**Exercise instructions:**
Return the records word for word. Any pictures in them are not part of the copy.

**Record list:**
* start *
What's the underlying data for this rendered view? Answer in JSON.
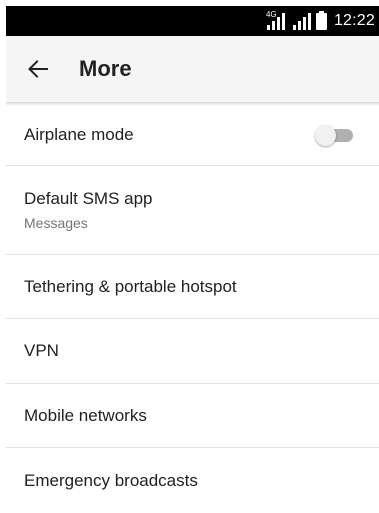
{
  "status_bar": {
    "network_type": "4G",
    "time": "12:22",
    "icons": [
      "signal-4g-icon",
      "signal-icon",
      "battery-icon"
    ]
  },
  "app_bar": {
    "back_icon": "arrow-left-icon",
    "title": "More"
  },
  "items": [
    {
      "title": "Airplane mode",
      "toggle": "off"
    },
    {
      "title": "Default SMS app",
      "subtitle": "Messages"
    },
    {
      "title": "Tethering & portable hotspot"
    },
    {
      "title": "VPN"
    },
    {
      "title": "Mobile networks"
    },
    {
      "title": "Emergency broadcasts"
    }
  ],
  "colors": {
    "status_bar": "#000000",
    "app_bar": "#f5f5f5",
    "divider": "#e2e2e2",
    "toggle_track_off": "#b0b0b0"
  }
}
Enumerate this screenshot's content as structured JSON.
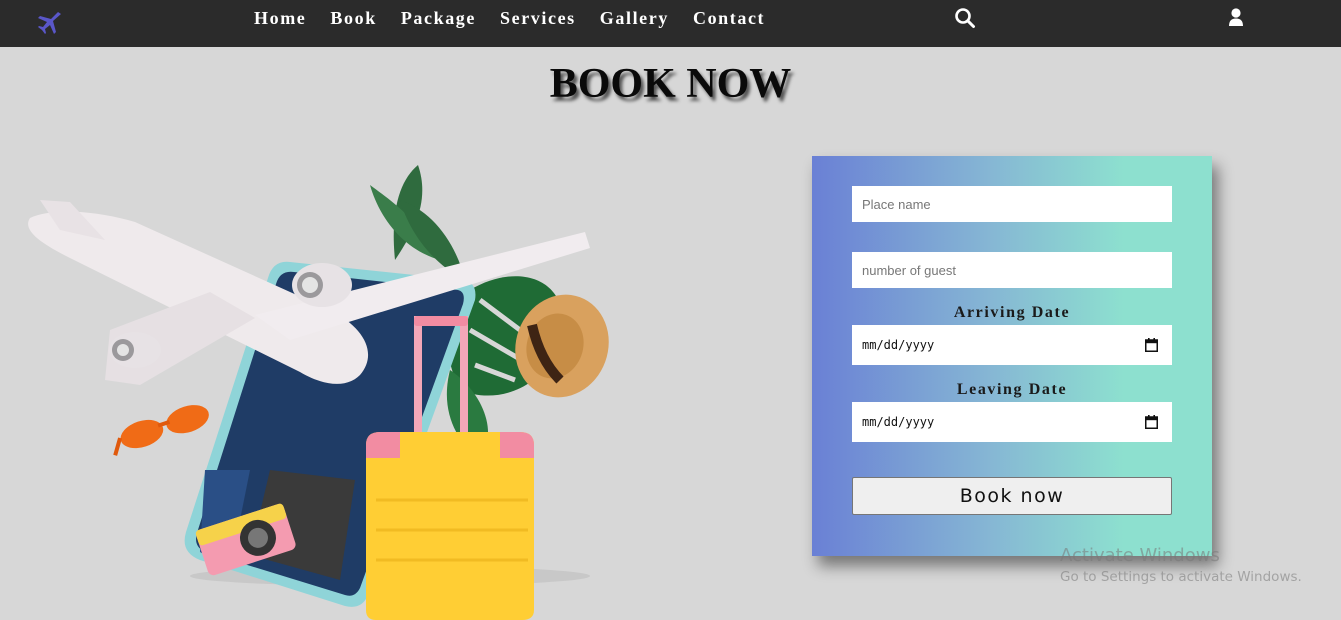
{
  "nav": {
    "links": [
      "Home",
      "Book",
      "Package",
      "Services",
      "Gallery",
      "Contact"
    ]
  },
  "page": {
    "title": "BOOK NOW"
  },
  "form": {
    "place_placeholder": "Place name",
    "guest_placeholder": "number of guest",
    "arriving_label": "Arriving Date",
    "arriving_value": "mm/dd/yyyy",
    "leaving_label": "Leaving Date",
    "leaving_value": "mm/dd/yyyy",
    "submit_label": "Book now"
  },
  "watermark": {
    "title": "Activate Windows",
    "subtitle": "Go to Settings to activate Windows."
  },
  "colors": {
    "navbar": "#2b2b2b",
    "logo": "#5a57c9",
    "gradient_start": "#6a80d5",
    "gradient_end": "#8de0cf"
  }
}
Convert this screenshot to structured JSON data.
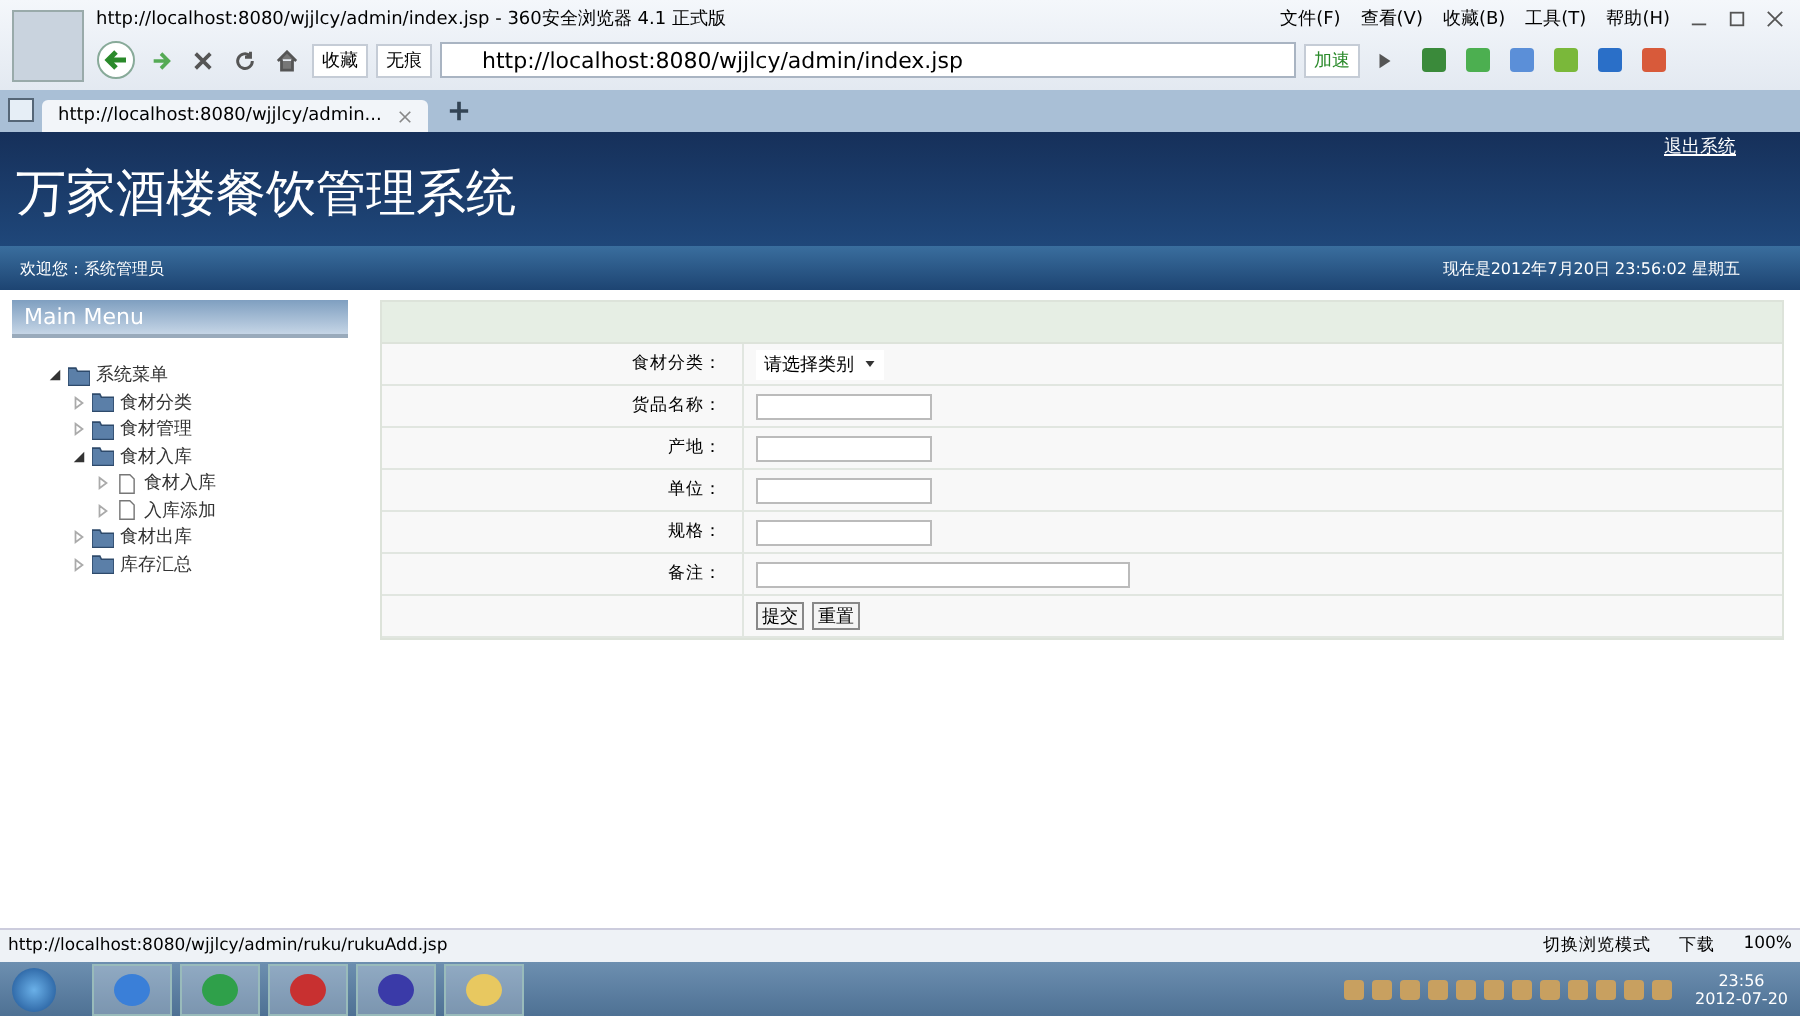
{
  "browser": {
    "title": "http://localhost:8080/wjjlcy/admin/index.jsp - 360安全浏览器 4.1 正式版",
    "menu": [
      "文件(F)",
      "查看(V)",
      "收藏(B)",
      "工具(T)",
      "帮助(H)"
    ],
    "toolbar": {
      "favorites": "收藏",
      "no_trace": "无痕",
      "speed": "加速"
    },
    "address": "http://localhost:8080/wjjlcy/admin/index.jsp",
    "tabs": [
      {
        "label": "http://localhost:8080/wjjlcy/admin...",
        "selected": true
      }
    ],
    "status_url": "http://localhost:8080/wjjlcy/admin/ruku/rukuAdd.jsp",
    "status_items": {
      "mode": "切换浏览模式",
      "download": "下载",
      "zoom": "100%"
    }
  },
  "page": {
    "logout": "退出系统",
    "title": "万家酒楼餐饮管理系统",
    "welcome": "欢迎您：系统管理员",
    "datetime": "现在是2012年7月20日 23:56:02 星期五",
    "menu_title": "Main Menu",
    "tree": [
      {
        "label": "系统菜单",
        "expanded": true,
        "kind": "folder",
        "children": [
          {
            "label": "食材分类",
            "expanded": false,
            "kind": "folder"
          },
          {
            "label": "食材管理",
            "expanded": false,
            "kind": "folder"
          },
          {
            "label": "食材入库",
            "expanded": true,
            "kind": "folder",
            "children": [
              {
                "label": "食材入库",
                "expanded": false,
                "kind": "page"
              },
              {
                "label": "入库添加",
                "expanded": false,
                "kind": "page"
              }
            ]
          },
          {
            "label": "食材出库",
            "expanded": false,
            "kind": "folder"
          },
          {
            "label": "库存汇总",
            "expanded": false,
            "kind": "folder"
          }
        ]
      }
    ],
    "form": [
      {
        "label": "食材分类：",
        "kind": "select",
        "value": "请选择类别"
      },
      {
        "label": "货品名称：",
        "kind": "text"
      },
      {
        "label": "产地：",
        "kind": "text"
      },
      {
        "label": "单位：",
        "kind": "text"
      },
      {
        "label": "规格：",
        "kind": "text"
      },
      {
        "label": "备注：",
        "kind": "wide"
      }
    ],
    "buttons": [
      "提交",
      "重置"
    ]
  },
  "taskbar": {
    "time": "23:56",
    "date": "2012-07-20"
  }
}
* end *
**Solution:**
What's the underlying data for this rendered view? Answer in JSON.
{
  "status_bar": {
    "network_type": "4G",
    "time": "12:22",
    "icons": [
      "signal-4g-icon",
      "signal-icon",
      "battery-icon"
    ]
  },
  "app_bar": {
    "back_icon": "arrow-left-icon",
    "title": "More"
  },
  "items": [
    {
      "title": "Airplane mode",
      "toggle": "off"
    },
    {
      "title": "Default SMS app",
      "subtitle": "Messages"
    },
    {
      "title": "Tethering & portable hotspot"
    },
    {
      "title": "VPN"
    },
    {
      "title": "Mobile networks"
    },
    {
      "title": "Emergency broadcasts"
    }
  ],
  "colors": {
    "status_bar": "#000000",
    "app_bar": "#f5f5f5",
    "divider": "#e2e2e2",
    "toggle_track_off": "#b0b0b0"
  }
}
Enumerate this screenshot's content as structured JSON.
{
  "nav": {
    "links": [
      "Home",
      "Book",
      "Package",
      "Services",
      "Gallery",
      "Contact"
    ]
  },
  "page": {
    "title": "BOOK NOW"
  },
  "form": {
    "place_placeholder": "Place name",
    "guest_placeholder": "number of guest",
    "arriving_label": "Arriving Date",
    "arriving_value": "mm/dd/yyyy",
    "leaving_label": "Leaving Date",
    "leaving_value": "mm/dd/yyyy",
    "submit_label": "Book now"
  },
  "watermark": {
    "title": "Activate Windows",
    "subtitle": "Go to Settings to activate Windows."
  },
  "colors": {
    "navbar": "#2b2b2b",
    "logo": "#5a57c9",
    "gradient_start": "#6a80d5",
    "gradient_end": "#8de0cf"
  }
}
Convert this screenshot to structured JSON data.
{
  "browser": {
    "title": "http://localhost:8080/wjjlcy/admin/index.jsp - 360安全浏览器 4.1 正式版",
    "menu": [
      "文件(F)",
      "查看(V)",
      "收藏(B)",
      "工具(T)",
      "帮助(H)"
    ],
    "toolbar": {
      "favorites": "收藏",
      "no_trace": "无痕",
      "speed": "加速"
    },
    "address": "http://localhost:8080/wjjlcy/admin/index.jsp",
    "tabs": [
      {
        "label": "http://localhost:8080/wjjlcy/admin...",
        "selected": true
      }
    ],
    "status_url": "http://localhost:8080/wjjlcy/admin/ruku/rukuAdd.jsp",
    "status_items": {
      "mode": "切换浏览模式",
      "download": "下载",
      "zoom": "100%"
    }
  },
  "page": {
    "logout": "退出系统",
    "title": "万家酒楼餐饮管理系统",
    "welcome": "欢迎您：系统管理员",
    "datetime": "现在是2012年7月20日 23:56:02 星期五",
    "menu_title": "Main Menu",
    "tree": [
      {
        "label": "系统菜单",
        "expanded": true,
        "kind": "folder",
        "children": [
          {
            "label": "食材分类",
            "expanded": false,
            "kind": "folder"
          },
          {
            "label": "食材管理",
            "expanded": false,
            "kind": "folder"
          },
          {
            "label": "食材入库",
            "expanded": true,
            "kind": "folder",
            "children": [
              {
                "label": "食材入库",
                "expanded": false,
                "kind": "page"
              },
              {
                "label": "入库添加",
                "expanded": false,
                "kind": "page"
              }
            ]
          },
          {
            "label": "食材出库",
            "expanded": false,
            "kind": "folder"
          },
          {
            "label": "库存汇总",
            "expanded": false,
            "kind": "folder"
          }
        ]
      }
    ],
    "form": [
      {
        "label": "食材分类：",
        "kind": "select",
        "value": "请选择类别"
      },
      {
        "label": "货品名称：",
        "kind": "text"
      },
      {
        "label": "产地：",
        "kind": "text"
      },
      {
        "label": "单位：",
        "kind": "text"
      },
      {
        "label": "规格：",
        "kind": "text"
      },
      {
        "label": "备注：",
        "kind": "wide"
      }
    ],
    "buttons": [
      "提交",
      "重置"
    ]
  },
  "taskbar": {
    "time": "23:56",
    "date": "2012-07-20"
  }
}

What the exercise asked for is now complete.